▶ Written problem: Echo the records verbatim, beginning with the first line and stopping after the line that contains "settings-adjust-icon[interactable] — [1608, 572, 1626, 593]", including that line.

--- BEGIN Data shown ---

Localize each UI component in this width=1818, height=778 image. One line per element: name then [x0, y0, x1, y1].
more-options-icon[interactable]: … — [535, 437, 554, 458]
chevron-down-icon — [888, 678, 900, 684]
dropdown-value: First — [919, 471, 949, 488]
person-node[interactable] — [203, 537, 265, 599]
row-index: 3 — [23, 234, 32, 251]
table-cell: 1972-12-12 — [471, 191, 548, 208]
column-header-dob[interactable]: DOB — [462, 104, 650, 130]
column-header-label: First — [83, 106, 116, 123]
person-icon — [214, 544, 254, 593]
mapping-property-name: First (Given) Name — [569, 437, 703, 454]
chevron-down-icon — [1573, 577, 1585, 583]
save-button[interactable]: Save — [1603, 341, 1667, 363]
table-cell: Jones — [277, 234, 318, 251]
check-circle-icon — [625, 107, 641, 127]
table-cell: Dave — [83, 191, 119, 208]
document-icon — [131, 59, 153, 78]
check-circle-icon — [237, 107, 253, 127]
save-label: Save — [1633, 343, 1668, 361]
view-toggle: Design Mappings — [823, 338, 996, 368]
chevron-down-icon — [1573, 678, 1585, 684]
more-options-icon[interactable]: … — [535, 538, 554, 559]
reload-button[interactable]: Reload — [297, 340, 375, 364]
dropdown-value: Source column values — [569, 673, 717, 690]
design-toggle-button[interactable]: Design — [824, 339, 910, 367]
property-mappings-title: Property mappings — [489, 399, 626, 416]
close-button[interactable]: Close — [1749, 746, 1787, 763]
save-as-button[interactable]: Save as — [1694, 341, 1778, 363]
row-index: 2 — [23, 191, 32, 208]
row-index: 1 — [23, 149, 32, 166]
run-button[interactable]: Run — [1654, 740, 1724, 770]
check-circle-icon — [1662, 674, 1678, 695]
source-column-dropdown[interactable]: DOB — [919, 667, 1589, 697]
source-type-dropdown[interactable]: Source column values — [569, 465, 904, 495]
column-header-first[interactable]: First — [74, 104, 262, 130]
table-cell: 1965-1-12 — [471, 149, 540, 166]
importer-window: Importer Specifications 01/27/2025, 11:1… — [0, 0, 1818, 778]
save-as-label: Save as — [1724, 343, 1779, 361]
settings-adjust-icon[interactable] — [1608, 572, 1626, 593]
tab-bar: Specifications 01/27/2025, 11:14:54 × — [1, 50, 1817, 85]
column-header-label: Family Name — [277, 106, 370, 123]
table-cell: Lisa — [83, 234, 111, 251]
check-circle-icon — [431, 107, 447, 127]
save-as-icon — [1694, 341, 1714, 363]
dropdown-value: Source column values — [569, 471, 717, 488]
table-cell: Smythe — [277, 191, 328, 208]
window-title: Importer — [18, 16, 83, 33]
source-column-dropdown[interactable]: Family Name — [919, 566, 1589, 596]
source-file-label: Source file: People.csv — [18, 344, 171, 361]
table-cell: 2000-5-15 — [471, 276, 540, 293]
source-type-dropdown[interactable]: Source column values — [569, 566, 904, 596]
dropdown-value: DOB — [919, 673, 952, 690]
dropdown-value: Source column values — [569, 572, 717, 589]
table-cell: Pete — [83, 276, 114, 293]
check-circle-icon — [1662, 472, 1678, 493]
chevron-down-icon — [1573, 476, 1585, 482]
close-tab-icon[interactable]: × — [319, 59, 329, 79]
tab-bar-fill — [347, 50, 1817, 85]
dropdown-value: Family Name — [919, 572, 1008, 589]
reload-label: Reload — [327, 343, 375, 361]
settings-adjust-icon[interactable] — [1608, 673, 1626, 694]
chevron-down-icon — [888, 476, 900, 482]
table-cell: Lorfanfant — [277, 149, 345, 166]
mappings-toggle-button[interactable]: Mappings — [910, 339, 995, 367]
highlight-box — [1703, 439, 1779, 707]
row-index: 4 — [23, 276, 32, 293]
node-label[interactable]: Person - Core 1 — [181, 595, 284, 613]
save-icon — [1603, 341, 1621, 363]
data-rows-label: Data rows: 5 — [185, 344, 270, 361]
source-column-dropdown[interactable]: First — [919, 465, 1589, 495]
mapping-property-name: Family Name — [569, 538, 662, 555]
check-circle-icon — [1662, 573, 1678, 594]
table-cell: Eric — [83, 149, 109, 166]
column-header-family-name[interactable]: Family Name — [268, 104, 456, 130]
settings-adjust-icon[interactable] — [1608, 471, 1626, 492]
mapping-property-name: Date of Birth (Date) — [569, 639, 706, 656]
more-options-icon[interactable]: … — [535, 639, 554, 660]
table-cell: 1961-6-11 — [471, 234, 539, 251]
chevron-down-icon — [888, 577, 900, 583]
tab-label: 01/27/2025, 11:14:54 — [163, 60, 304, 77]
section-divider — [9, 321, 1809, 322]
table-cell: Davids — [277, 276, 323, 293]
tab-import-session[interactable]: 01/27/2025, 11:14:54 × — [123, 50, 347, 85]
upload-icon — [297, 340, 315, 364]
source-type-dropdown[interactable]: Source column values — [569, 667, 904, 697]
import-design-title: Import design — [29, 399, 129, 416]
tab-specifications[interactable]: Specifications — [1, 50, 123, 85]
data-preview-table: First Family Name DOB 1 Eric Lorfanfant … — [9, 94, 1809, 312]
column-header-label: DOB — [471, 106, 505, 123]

--- END Data shown ---

▶ Output:
Localize each UI component in this width=1818, height=778 image. One line per element: name then [x0, y0, x1, y1].
more-options-icon[interactable]: … — [535, 437, 554, 458]
chevron-down-icon — [888, 678, 900, 684]
dropdown-value: First — [919, 471, 949, 488]
person-node[interactable] — [203, 537, 265, 599]
row-index: 3 — [23, 234, 32, 251]
table-cell: 1972-12-12 — [471, 191, 548, 208]
column-header-dob[interactable]: DOB — [462, 104, 650, 130]
column-header-label: First — [83, 106, 116, 123]
person-icon — [214, 544, 254, 593]
mapping-property-name: First (Given) Name — [569, 437, 703, 454]
chevron-down-icon — [1573, 577, 1585, 583]
save-button[interactable]: Save — [1603, 341, 1667, 363]
table-cell: Jones — [277, 234, 318, 251]
check-circle-icon — [625, 107, 641, 127]
table-cell: Dave — [83, 191, 119, 208]
document-icon — [131, 59, 153, 78]
check-circle-icon — [237, 107, 253, 127]
save-label: Save — [1633, 343, 1668, 361]
view-toggle: Design Mappings — [823, 338, 996, 368]
chevron-down-icon — [1573, 678, 1585, 684]
more-options-icon[interactable]: … — [535, 538, 554, 559]
reload-button[interactable]: Reload — [297, 340, 375, 364]
dropdown-value: Source column values — [569, 673, 717, 690]
design-toggle-button[interactable]: Design — [824, 339, 910, 367]
property-mappings-title: Property mappings — [489, 399, 626, 416]
close-button[interactable]: Close — [1749, 746, 1787, 763]
save-as-button[interactable]: Save as — [1694, 341, 1778, 363]
row-index: 2 — [23, 191, 32, 208]
row-index: 1 — [23, 149, 32, 166]
run-button[interactable]: Run — [1654, 740, 1724, 770]
check-circle-icon — [1662, 674, 1678, 695]
source-column-dropdown[interactable]: DOB — [919, 667, 1589, 697]
source-type-dropdown[interactable]: Source column values — [569, 465, 904, 495]
column-header-first[interactable]: First — [74, 104, 262, 130]
table-cell: 1965-1-12 — [471, 149, 540, 166]
importer-window: Importer Specifications 01/27/2025, 11:1… — [0, 0, 1818, 778]
save-as-label: Save as — [1724, 343, 1779, 361]
settings-adjust-icon[interactable] — [1608, 572, 1626, 593]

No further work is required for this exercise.